Send back the records in full, character for character.

## start EXTRACTED DATA

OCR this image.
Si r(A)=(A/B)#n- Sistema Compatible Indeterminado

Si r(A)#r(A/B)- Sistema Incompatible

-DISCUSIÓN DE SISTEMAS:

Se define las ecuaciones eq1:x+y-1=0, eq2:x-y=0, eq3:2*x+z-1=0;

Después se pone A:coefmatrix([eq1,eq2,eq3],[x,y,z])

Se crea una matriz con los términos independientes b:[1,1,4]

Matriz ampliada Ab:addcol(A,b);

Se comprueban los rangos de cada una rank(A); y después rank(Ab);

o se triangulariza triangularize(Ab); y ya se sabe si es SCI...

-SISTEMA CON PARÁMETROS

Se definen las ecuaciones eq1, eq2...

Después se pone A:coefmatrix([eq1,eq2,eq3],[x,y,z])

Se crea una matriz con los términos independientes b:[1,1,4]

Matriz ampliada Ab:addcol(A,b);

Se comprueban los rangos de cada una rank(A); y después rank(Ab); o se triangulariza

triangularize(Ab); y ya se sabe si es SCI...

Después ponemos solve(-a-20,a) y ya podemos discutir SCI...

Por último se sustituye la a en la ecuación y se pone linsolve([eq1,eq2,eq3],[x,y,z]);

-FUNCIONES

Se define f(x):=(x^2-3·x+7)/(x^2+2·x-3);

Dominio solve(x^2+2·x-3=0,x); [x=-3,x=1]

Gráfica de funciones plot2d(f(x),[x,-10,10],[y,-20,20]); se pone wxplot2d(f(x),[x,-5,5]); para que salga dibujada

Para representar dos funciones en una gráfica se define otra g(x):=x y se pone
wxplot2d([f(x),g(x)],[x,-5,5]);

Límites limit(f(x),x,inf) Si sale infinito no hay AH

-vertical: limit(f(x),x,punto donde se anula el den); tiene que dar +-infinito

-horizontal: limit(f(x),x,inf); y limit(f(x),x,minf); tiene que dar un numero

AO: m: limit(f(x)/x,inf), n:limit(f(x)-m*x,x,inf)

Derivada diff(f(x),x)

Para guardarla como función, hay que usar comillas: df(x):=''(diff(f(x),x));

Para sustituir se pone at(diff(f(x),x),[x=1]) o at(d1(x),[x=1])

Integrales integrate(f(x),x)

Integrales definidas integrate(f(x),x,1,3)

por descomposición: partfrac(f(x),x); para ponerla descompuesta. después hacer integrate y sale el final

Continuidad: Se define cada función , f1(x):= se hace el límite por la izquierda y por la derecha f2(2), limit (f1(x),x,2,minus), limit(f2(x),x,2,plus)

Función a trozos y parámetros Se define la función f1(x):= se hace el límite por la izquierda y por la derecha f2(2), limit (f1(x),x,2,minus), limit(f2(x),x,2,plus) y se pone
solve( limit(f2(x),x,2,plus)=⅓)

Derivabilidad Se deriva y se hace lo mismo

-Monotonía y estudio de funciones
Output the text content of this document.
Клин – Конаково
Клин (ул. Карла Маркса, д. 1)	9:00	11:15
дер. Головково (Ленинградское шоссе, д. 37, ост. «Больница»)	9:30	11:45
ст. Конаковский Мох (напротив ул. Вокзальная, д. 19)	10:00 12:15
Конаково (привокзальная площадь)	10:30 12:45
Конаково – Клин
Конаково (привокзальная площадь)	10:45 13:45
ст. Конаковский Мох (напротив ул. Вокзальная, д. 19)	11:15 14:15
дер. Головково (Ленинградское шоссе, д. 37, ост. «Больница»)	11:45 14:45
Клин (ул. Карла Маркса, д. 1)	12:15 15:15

## end EXTRACTED DATA

* **OUTPUT**:
OCR this image.
Si r(A)=(A/B)#n- Sistema Compatible Indeterminado

Si r(A)#r(A/B)- Sistema Incompatible

-DISCUSIÓN DE SISTEMAS:

Se define las ecuaciones eq1:x+y-1=0, eq2:x-y=0, eq3:2*x+z-1=0;

Después se pone A:coefmatrix([eq1,eq2,eq3],[x,y,z])

Se crea una matriz con los términos independientes b:[1,1,4]

Matriz ampliada Ab:addcol(A,b);

Se comprueban los rangos de cada una rank(A); y después rank(Ab);

o se triangulariza triangularize(Ab); y ya se sabe si es SCI...

-SISTEMA CON PARÁMETROS

Se definen las ecuaciones eq1, eq2...

Después se pone A:coefmatrix([eq1,eq2,eq3],[x,y,z])

Se crea una matriz con los términos independientes b:[1,1,4]

Matriz ampliada Ab:addcol(A,b);

Se comprueban los rangos de cada una rank(A); y después rank(Ab); o se triangulariza

triangularize(Ab); y ya se sabe si es SCI...

Después ponemos solve(-a-20,a) y ya podemos discutir SCI...

Por último se sustituye la a en la ecuación y se pone linsolve([eq1,eq2,eq3],[x,y,z]);

-FUNCIONES

Se define f(x):=(x^2-3·x+7)/(x^2+2·x-3);

Dominio solve(x^2+2·x-3=0,x); [x=-3,x=1]

Gráfica de funciones plot2d(f(x),[x,-10,10],[y,-20,20]); se pone wxplot2d(f(x),[x,-5,5]); para que salga dibujada

Para representar dos funciones en una gráfica se define otra g(x):=x y se pone
wxplot2d([f(x),g(x)],[x,-5,5]);

Límites limit(f(x),x,inf) Si sale infinito no hay AH

-vertical: limit(f(x),x,punto donde se anula el den); tiene que dar +-infinito

-horizontal: limit(f(x),x,inf); y limit(f(x),x,minf); tiene que dar un numero

AO: m: limit(f(x)/x,inf), n:limit(f(x)-m*x,x,inf)

Derivada diff(f(x),x)

Para guardarla como función, hay que usar comillas: df(x):=''(diff(f(x),x));

Para sustituir se pone at(diff(f(x),x),[x=1]) o at(d1(x),[x=1])

Integrales integrate(f(x),x)

Integrales definidas integrate(f(x),x,1,3)

por descomposición: partfrac(f(x),x); para ponerla descompuesta. después hacer integrate y sale el final

Continuidad: Se define cada función , f1(x):= se hace el límite por la izquierda y por la derecha f2(2), limit (f1(x),x,2,minus), limit(f2(x),x,2,plus)

Función a trozos y parámetros Se define la función f1(x):= se hace el límite por la izquierda y por la derecha f2(2), limit (f1(x),x,2,minus), limit(f2(x),x,2,plus) y se pone
solve( limit(f2(x),x,2,plus)=⅓)

Derivabilidad Se deriva y se hace lo mismo

-Monotonía y estudio de funciones
Output the text content of this document.
Клин – Конаково
Клин (ул. Карла Маркса, д. 1)	9:00	11:15
дер. Головково (Ленинградское шоссе, д. 37, ост. «Больница»)	9:30	11:45
ст. Конаковский Мох (напротив ул. Вокзальная, д. 19)	10:00 12:15
Конаково (привокзальная площадь)	10:30 12:45
Конаково – Клин
Конаково (привокзальная площадь)	10:45 13:45
ст. Конаковский Мох (напротив ул. Вокзальная, д. 19)	11:15 14:15
дер. Головково (Ленинградское шоссе, д. 37, ост. «Больница»)	11:45 14:45
Клин (ул. Карла Маркса, д. 1)	12:15 15:15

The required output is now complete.